Data excerpts

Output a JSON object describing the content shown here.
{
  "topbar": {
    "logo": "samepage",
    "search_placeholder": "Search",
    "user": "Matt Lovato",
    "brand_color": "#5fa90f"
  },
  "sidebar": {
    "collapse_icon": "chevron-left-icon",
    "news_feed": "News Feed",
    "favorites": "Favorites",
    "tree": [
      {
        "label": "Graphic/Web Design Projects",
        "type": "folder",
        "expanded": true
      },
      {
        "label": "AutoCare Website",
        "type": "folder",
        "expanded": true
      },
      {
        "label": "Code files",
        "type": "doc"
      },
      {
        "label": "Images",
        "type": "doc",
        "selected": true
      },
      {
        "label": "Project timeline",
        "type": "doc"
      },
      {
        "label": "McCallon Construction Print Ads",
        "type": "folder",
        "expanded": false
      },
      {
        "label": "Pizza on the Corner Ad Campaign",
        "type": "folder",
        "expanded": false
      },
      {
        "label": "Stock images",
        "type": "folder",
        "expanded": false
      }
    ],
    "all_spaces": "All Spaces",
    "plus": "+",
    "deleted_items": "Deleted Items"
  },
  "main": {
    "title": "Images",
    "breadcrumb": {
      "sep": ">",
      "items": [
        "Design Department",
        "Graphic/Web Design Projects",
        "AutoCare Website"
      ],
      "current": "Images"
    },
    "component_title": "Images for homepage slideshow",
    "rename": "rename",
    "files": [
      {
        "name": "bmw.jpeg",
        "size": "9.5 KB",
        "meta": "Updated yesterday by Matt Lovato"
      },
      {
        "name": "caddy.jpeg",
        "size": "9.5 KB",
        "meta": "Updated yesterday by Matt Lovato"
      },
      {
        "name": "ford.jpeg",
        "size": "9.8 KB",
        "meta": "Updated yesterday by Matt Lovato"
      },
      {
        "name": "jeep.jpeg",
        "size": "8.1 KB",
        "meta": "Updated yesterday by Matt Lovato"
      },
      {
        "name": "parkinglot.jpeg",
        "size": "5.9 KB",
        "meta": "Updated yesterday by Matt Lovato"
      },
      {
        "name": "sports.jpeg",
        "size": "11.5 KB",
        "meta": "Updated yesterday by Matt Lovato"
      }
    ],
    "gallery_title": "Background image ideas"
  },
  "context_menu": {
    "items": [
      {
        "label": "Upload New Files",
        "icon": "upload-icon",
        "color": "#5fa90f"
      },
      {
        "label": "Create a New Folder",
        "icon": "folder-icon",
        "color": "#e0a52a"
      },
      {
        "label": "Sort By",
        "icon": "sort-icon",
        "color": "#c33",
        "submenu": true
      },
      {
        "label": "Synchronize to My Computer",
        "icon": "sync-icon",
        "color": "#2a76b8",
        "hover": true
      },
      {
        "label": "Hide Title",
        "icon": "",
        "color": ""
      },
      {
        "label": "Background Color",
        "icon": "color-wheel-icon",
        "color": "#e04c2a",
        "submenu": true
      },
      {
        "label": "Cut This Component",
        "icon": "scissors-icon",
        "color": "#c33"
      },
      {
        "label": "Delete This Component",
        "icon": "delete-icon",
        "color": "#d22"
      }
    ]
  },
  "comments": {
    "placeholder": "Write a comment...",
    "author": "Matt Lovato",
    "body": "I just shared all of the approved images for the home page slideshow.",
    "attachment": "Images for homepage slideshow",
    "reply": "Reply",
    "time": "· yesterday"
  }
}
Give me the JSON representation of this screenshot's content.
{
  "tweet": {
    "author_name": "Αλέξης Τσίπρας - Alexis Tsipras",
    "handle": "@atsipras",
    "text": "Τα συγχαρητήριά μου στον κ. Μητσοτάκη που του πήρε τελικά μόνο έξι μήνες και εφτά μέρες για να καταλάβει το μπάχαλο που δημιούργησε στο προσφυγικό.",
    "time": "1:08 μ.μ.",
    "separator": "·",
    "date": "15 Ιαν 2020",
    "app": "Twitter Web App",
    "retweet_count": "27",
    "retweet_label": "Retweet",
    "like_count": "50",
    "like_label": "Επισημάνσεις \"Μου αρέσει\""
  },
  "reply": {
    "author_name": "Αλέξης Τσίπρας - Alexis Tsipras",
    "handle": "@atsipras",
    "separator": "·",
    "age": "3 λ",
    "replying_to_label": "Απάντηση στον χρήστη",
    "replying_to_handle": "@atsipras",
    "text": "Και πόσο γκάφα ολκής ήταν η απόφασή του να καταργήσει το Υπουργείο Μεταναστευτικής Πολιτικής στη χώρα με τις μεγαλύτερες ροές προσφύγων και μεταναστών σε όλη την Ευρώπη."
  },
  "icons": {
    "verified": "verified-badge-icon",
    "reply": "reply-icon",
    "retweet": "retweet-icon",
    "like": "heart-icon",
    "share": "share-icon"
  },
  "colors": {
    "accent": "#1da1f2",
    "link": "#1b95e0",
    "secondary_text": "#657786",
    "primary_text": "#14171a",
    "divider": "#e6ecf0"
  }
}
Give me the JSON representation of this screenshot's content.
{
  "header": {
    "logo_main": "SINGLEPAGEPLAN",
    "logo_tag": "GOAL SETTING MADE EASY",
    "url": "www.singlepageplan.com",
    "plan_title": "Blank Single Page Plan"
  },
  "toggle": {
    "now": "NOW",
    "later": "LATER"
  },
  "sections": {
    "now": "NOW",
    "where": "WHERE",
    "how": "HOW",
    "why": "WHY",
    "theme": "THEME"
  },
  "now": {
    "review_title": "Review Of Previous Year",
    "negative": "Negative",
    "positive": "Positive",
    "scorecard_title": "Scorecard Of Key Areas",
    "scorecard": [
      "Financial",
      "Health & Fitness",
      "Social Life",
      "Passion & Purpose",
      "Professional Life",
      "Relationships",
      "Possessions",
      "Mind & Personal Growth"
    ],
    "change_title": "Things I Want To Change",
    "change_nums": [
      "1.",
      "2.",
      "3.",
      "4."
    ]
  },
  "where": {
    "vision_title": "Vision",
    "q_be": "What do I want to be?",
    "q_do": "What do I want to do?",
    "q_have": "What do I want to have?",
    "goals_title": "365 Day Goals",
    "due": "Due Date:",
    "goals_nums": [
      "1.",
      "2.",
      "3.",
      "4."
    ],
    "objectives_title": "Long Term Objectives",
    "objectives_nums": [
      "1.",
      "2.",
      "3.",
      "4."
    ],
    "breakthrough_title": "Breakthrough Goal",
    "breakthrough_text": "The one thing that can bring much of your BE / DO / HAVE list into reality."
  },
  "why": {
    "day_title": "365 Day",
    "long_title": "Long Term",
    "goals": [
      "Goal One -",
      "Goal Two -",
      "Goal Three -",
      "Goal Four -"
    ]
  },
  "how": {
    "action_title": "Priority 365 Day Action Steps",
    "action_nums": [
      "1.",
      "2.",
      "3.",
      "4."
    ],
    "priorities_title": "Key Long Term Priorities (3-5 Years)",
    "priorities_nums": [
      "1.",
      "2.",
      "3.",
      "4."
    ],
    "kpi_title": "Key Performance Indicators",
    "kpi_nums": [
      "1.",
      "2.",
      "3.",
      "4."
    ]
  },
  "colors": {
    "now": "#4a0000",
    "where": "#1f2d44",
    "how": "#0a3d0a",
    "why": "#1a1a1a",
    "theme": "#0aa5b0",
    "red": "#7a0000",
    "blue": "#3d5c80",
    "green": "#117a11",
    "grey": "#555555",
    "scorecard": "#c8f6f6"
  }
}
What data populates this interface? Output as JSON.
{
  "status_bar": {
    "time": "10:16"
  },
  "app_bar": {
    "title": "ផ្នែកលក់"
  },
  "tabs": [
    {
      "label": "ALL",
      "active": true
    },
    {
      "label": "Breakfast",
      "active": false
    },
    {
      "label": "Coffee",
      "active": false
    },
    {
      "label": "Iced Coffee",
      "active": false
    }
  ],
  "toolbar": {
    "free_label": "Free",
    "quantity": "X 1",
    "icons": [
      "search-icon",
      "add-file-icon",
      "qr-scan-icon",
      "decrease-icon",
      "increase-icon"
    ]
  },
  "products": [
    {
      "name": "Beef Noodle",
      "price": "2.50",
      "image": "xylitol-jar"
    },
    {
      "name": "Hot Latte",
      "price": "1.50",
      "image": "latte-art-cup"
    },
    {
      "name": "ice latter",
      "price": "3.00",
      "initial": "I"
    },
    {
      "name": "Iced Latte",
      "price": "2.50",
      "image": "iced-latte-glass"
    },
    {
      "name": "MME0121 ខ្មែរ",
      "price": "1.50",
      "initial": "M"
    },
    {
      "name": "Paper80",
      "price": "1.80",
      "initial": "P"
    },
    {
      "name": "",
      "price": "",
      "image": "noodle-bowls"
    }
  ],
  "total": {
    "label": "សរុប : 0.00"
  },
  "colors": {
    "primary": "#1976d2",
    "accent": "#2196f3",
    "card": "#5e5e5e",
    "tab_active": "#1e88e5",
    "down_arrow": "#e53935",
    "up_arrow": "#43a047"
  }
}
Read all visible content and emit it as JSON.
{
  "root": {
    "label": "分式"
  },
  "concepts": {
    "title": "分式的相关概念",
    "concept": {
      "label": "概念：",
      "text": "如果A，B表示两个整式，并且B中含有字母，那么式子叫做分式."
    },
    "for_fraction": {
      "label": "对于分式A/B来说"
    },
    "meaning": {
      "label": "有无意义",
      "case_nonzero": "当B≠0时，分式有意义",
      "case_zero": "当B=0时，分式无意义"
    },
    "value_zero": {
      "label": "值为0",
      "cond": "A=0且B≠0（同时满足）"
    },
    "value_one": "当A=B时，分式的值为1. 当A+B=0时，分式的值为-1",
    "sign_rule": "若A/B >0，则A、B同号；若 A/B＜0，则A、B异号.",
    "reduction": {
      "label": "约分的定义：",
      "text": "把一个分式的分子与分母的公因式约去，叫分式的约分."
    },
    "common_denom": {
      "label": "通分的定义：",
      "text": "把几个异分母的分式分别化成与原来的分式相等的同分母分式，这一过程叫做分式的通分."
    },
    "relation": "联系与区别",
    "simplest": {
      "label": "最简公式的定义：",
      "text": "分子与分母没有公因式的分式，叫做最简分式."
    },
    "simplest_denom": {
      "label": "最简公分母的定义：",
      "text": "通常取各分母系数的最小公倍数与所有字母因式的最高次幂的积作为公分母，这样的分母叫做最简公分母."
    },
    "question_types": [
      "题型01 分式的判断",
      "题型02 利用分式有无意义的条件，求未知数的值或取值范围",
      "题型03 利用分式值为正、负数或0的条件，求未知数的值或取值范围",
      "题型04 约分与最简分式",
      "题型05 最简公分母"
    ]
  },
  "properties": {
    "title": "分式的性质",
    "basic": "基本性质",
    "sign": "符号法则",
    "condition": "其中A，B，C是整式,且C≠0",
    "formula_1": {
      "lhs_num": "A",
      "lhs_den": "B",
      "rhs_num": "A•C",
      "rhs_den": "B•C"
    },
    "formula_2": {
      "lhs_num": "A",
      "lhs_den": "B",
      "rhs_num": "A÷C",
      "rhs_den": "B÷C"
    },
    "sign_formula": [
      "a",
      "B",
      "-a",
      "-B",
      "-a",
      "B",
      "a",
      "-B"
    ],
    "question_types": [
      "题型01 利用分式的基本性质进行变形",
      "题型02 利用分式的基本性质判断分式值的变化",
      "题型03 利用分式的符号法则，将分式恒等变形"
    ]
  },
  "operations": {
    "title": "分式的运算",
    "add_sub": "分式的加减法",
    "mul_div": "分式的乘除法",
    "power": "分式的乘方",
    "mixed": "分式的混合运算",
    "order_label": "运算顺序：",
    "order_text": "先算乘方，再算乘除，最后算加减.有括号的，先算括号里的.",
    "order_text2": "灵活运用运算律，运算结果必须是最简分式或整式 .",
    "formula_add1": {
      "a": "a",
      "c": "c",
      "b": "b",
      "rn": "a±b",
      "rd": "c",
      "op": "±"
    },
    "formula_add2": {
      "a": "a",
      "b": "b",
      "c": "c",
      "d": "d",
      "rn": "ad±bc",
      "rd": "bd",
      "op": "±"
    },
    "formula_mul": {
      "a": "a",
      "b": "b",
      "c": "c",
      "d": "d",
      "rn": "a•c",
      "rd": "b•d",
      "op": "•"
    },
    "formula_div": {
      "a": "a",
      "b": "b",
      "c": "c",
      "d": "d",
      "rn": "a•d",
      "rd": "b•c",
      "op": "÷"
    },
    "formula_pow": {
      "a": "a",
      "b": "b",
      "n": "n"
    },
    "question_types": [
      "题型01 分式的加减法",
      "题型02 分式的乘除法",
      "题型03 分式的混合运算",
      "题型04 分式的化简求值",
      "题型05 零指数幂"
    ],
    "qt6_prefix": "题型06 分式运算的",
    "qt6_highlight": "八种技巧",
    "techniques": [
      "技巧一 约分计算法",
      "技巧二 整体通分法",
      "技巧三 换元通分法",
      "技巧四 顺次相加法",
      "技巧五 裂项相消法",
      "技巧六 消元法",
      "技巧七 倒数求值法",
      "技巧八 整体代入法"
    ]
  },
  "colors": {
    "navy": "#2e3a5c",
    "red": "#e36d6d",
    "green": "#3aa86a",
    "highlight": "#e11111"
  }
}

• WRITTEN REQUEST:
In the entries above, count every line containing the word "content". Write only the total.

• OUTPUT FOR THIS EXERCISE:
4